And what were they expecting?

“They’re wild and crazy,” said Nels Rosengran, also 16, before the show. “X rocks!”

The band members weren’t exactly wild and crazy on stage Wednesday, but the songs from the band’s punk-era beginnings--songs about urban values and tensions--played as aggressively as ever. In fact, Doe and drummer D. J. Bonebrake appear to be reaching new heights as a powerful, tight rhythm section. Clearly, this was a band charged by working together again.

“The first thing we did (after getting back together) was a photo session,” Bonebrake said. “And I looked around and said to myself, ‘Yeah, I really like these people.’ ”

All agreed that there wasn’t much of a reacquaintance process needed to restart X.

“Maybe as a group of musicians, but not as people,” Cervenka said.

All four also spoke of satisfaction derived from their separate efforts over the past two years, but said that nothing compares to playing with X, though the other work has helped bring new dynamics to the group.

> Dataset content
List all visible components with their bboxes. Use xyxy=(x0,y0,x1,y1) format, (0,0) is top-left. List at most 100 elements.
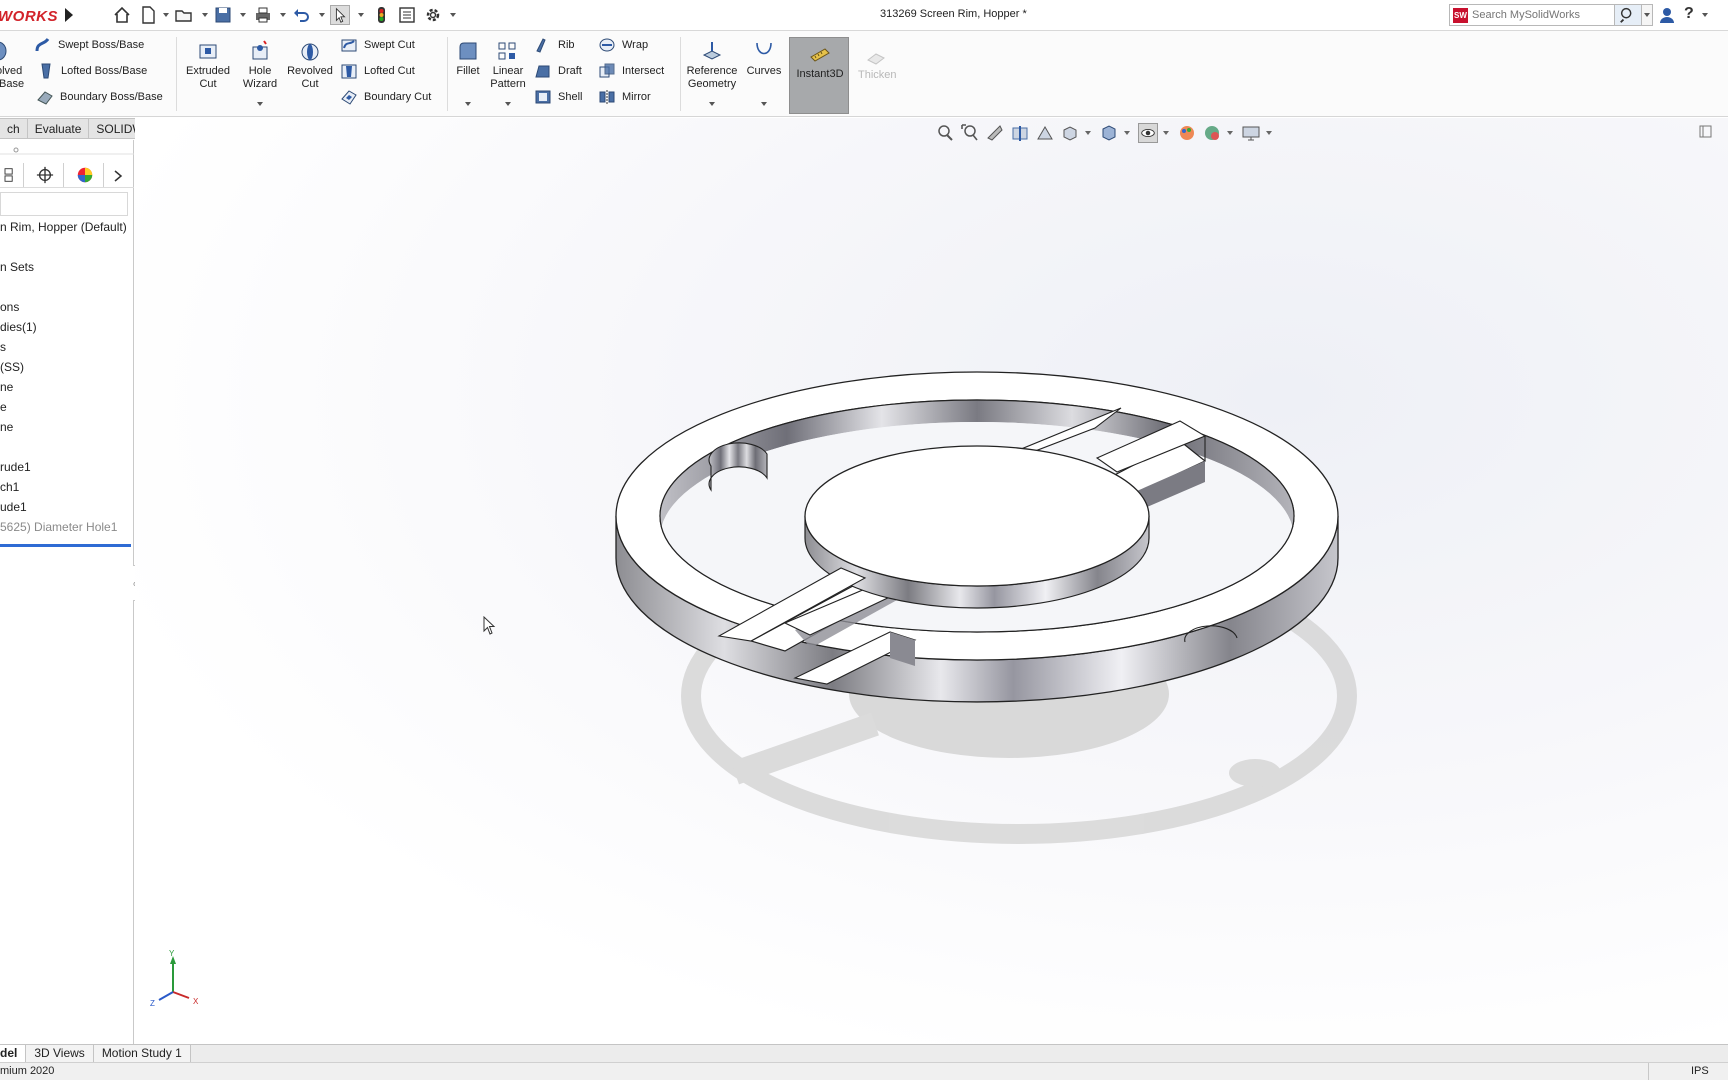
ribbon-separator xyxy=(680,37,681,111)
new-dropdown-arrow-icon[interactable] xyxy=(163,13,169,17)
linear-pattern-dropdown-arrow-icon[interactable] xyxy=(505,102,511,106)
shell-button[interactable]: Shell xyxy=(534,86,582,108)
feature-manager-tabs xyxy=(0,162,134,188)
boundary-cut-button[interactable]: Boundary Cut xyxy=(340,86,431,108)
swept-boss-base-button[interactable]: Swept Boss/Base xyxy=(34,34,144,56)
rebuild-traffic-light-icon[interactable] xyxy=(371,5,391,25)
open-dropdown-arrow-icon[interactable] xyxy=(202,13,208,17)
document-title: 313269 Screen Rim, Hopper * xyxy=(880,8,1027,20)
intersect-button[interactable]: Intersect xyxy=(598,60,664,82)
hole-wizard-dropdown-arrow-icon[interactable] xyxy=(257,102,263,106)
tab-model[interactable]: del xyxy=(0,1045,27,1062)
tree-item[interactable]: 5625) Diameter Hole1 xyxy=(0,520,117,534)
draft-icon xyxy=(535,65,550,78)
boundary-boss-label: Boundary Boss/Base xyxy=(60,91,163,103)
tree-item[interactable]: dies(1) xyxy=(0,320,37,334)
appearance-pie-icon xyxy=(77,167,92,183)
search-input[interactable] xyxy=(1472,7,1584,23)
fillet-label: Fillet xyxy=(456,65,480,77)
reference-geometry-label: Reference Geometry xyxy=(686,65,738,90)
model-view-tabs: del 3D Views Motion Study 1 xyxy=(0,1044,1728,1062)
search-button[interactable] xyxy=(1614,4,1642,26)
tree-item[interactable]: ne xyxy=(0,380,13,394)
tree-item[interactable]: (SS) xyxy=(0,360,24,374)
linear-pattern-label: Linear Pattern xyxy=(490,65,526,90)
options-dropdown-arrow-icon[interactable] xyxy=(450,13,456,17)
rib-button[interactable]: Rib xyxy=(534,34,575,56)
select-cursor-icon[interactable] xyxy=(330,5,350,25)
tree-item[interactable]: ch1 xyxy=(0,480,19,494)
curves-button[interactable]: Curves xyxy=(744,39,784,78)
search-box[interactable]: SW xyxy=(1449,4,1619,26)
solidworks-logo[interactable]: WORKS xyxy=(0,8,58,25)
open-folder-icon[interactable] xyxy=(174,5,194,25)
save-icon[interactable] xyxy=(213,5,233,25)
help-icon[interactable]: ? xyxy=(1684,5,1694,23)
shell-label: Shell xyxy=(558,91,583,103)
revolved-cut-button[interactable]: Revolved Cut xyxy=(286,39,334,91)
swept-cut-button[interactable]: Swept Cut xyxy=(340,34,415,56)
instant3d-button[interactable]: Instant3D xyxy=(789,37,849,114)
tree-item[interactable]: rude1 xyxy=(0,460,31,474)
options-gear-icon[interactable] xyxy=(423,5,443,25)
reference-geometry-button[interactable]: Reference Geometry xyxy=(684,39,740,91)
wrap-button[interactable]: Wrap xyxy=(598,34,648,56)
extruded-cut-button[interactable]: Extruded Cut xyxy=(182,39,234,91)
tree-item[interactable]: n Sets xyxy=(0,260,34,274)
fillet-button[interactable]: Fillet xyxy=(452,39,484,78)
triad-z-label: Z xyxy=(150,999,155,1008)
undo-dropdown-arrow-icon[interactable] xyxy=(319,13,325,17)
chevron-right-icon[interactable] xyxy=(113,169,123,183)
feature-tree-filter[interactable] xyxy=(0,192,128,216)
print-dropdown-arrow-icon[interactable] xyxy=(280,13,286,17)
fillet-dropdown-arrow-icon[interactable] xyxy=(465,102,471,106)
screen-rim-3d-model[interactable] xyxy=(135,118,1728,1044)
tab-3d-views[interactable]: 3D Views xyxy=(26,1045,94,1062)
thicken-button[interactable]: Thicken xyxy=(858,69,897,81)
reference-geometry-dropdown-arrow-icon[interactable] xyxy=(709,102,715,106)
new-document-icon[interactable] xyxy=(138,5,158,25)
tab-sketch[interactable]: ch xyxy=(0,118,28,139)
tree-item[interactable]: e xyxy=(0,400,7,414)
linear-pattern-icon xyxy=(498,42,516,60)
tree-item[interactable]: ons xyxy=(0,300,19,314)
curves-dropdown-arrow-icon[interactable] xyxy=(761,102,767,106)
appearance-manager-tab[interactable] xyxy=(66,163,104,187)
boundary-boss-base-button[interactable]: Boundary Boss/Base xyxy=(36,86,163,108)
lofted-cut-button[interactable]: Lofted Cut xyxy=(340,60,415,82)
help-dropdown-arrow-icon[interactable] xyxy=(1702,13,1708,17)
expand-menu-arrow-icon[interactable] xyxy=(62,6,76,24)
unit-system-selector[interactable]: IPS xyxy=(1648,1063,1709,1080)
graphics-viewport[interactable]: Y Z X xyxy=(135,118,1728,1044)
revolved-boss-base-button[interactable]: olved /Base xyxy=(0,39,30,91)
linear-pattern-button[interactable]: Linear Pattern xyxy=(488,39,528,91)
hole-wizard-button[interactable]: Hole Wizard xyxy=(238,39,282,91)
user-account-icon[interactable] xyxy=(1658,6,1676,24)
save-dropdown-arrow-icon[interactable] xyxy=(240,13,246,17)
tree-item[interactable]: ne xyxy=(0,420,13,434)
file-properties-icon[interactable] xyxy=(397,5,417,25)
panel-splitter[interactable] xyxy=(0,144,134,155)
reference-triad: Y Z X xyxy=(150,950,199,1008)
tree-item[interactable]: s xyxy=(0,340,6,354)
tab-motion-study-1[interactable]: Motion Study 1 xyxy=(93,1045,191,1062)
property-manager-tab[interactable] xyxy=(0,163,24,187)
search-options-dropdown[interactable] xyxy=(1642,4,1653,26)
reference-geometry-icon xyxy=(702,42,722,60)
lofted-boss-icon xyxy=(41,63,51,79)
tree-item[interactable]: ude1 xyxy=(0,500,27,514)
home-icon[interactable] xyxy=(112,5,132,25)
tree-item-part[interactable]: n Rim, Hopper (Default) xyxy=(0,220,127,234)
print-icon[interactable] xyxy=(253,5,273,25)
draft-button[interactable]: Draft xyxy=(534,60,582,82)
rollback-bar[interactable] xyxy=(0,544,131,547)
configuration-manager-tab[interactable] xyxy=(26,163,64,187)
tab-evaluate[interactable]: Evaluate xyxy=(27,118,90,139)
center-hub-top-face xyxy=(804,445,1150,587)
lofted-boss-base-button[interactable]: Lofted Boss/Base xyxy=(37,60,147,82)
mirror-button[interactable]: Mirror xyxy=(598,86,651,108)
undo-icon[interactable] xyxy=(292,5,312,25)
select-dropdown-arrow-icon[interactable] xyxy=(358,13,364,17)
instant3d-ruler-icon xyxy=(810,48,830,62)
lofted-boss-label: Lofted Boss/Base xyxy=(61,65,148,77)
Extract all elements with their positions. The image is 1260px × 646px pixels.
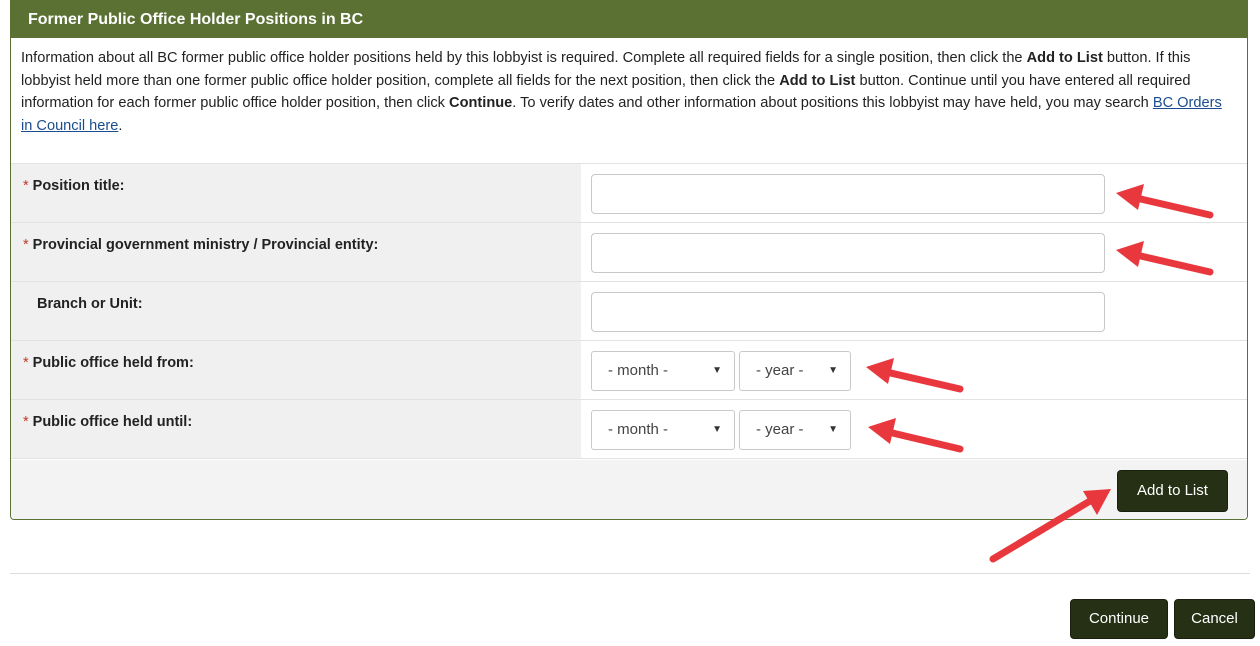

> Task set
1. In the article about the band X, what was the first thing the band did after getting back together?
2. Return the lines of the records without any change, covering everything from the line containing "ribbon-separator xyxy=(680,37,681,111)" down to the line containing "linear-pattern-label: Linear Pattern", with both of those lines included.

> Response list
1. A photo session.

2.
ribbon-separator xyxy=(680,37,681,111)
new-dropdown-arrow-icon[interactable] xyxy=(163,13,169,17)
linear-pattern-dropdown-arrow-icon[interactable] xyxy=(505,102,511,106)
shell-button[interactable]: Shell xyxy=(534,86,582,108)
feature-manager-tabs xyxy=(0,162,134,188)
boundary-cut-button[interactable]: Boundary Cut xyxy=(340,86,431,108)
swept-boss-base-button[interactable]: Swept Boss/Base xyxy=(34,34,144,56)
rebuild-traffic-light-icon[interactable] xyxy=(371,5,391,25)
open-dropdown-arrow-icon[interactable] xyxy=(202,13,208,17)
document-title: 313269 Screen Rim, Hopper * xyxy=(880,8,1027,20)
intersect-button[interactable]: Intersect xyxy=(598,60,664,82)
hole-wizard-dropdown-arrow-icon[interactable] xyxy=(257,102,263,106)
tab-model[interactable]: del xyxy=(0,1045,27,1062)
tree-item[interactable]: 5625) Diameter Hole1 xyxy=(0,520,117,534)
draft-icon xyxy=(535,65,550,78)
boundary-boss-label: Boundary Boss/Base xyxy=(60,91,163,103)
tree-item[interactable]: dies(1) xyxy=(0,320,37,334)
appearance-pie-icon xyxy=(77,167,92,183)
search-input[interactable] xyxy=(1472,7,1584,23)
fillet-label: Fillet xyxy=(456,65,480,77)
reference-geometry-label: Reference Geometry xyxy=(686,65,738,90)
model-view-tabs: del 3D Views Motion Study 1 xyxy=(0,1044,1728,1062)
search-button[interactable] xyxy=(1614,4,1642,26)
tree-item[interactable]: ne xyxy=(0,380,13,394)
tree-item[interactable]: (SS) xyxy=(0,360,24,374)
linear-pattern-label: Linear Pattern xyxy=(490,65,526,90)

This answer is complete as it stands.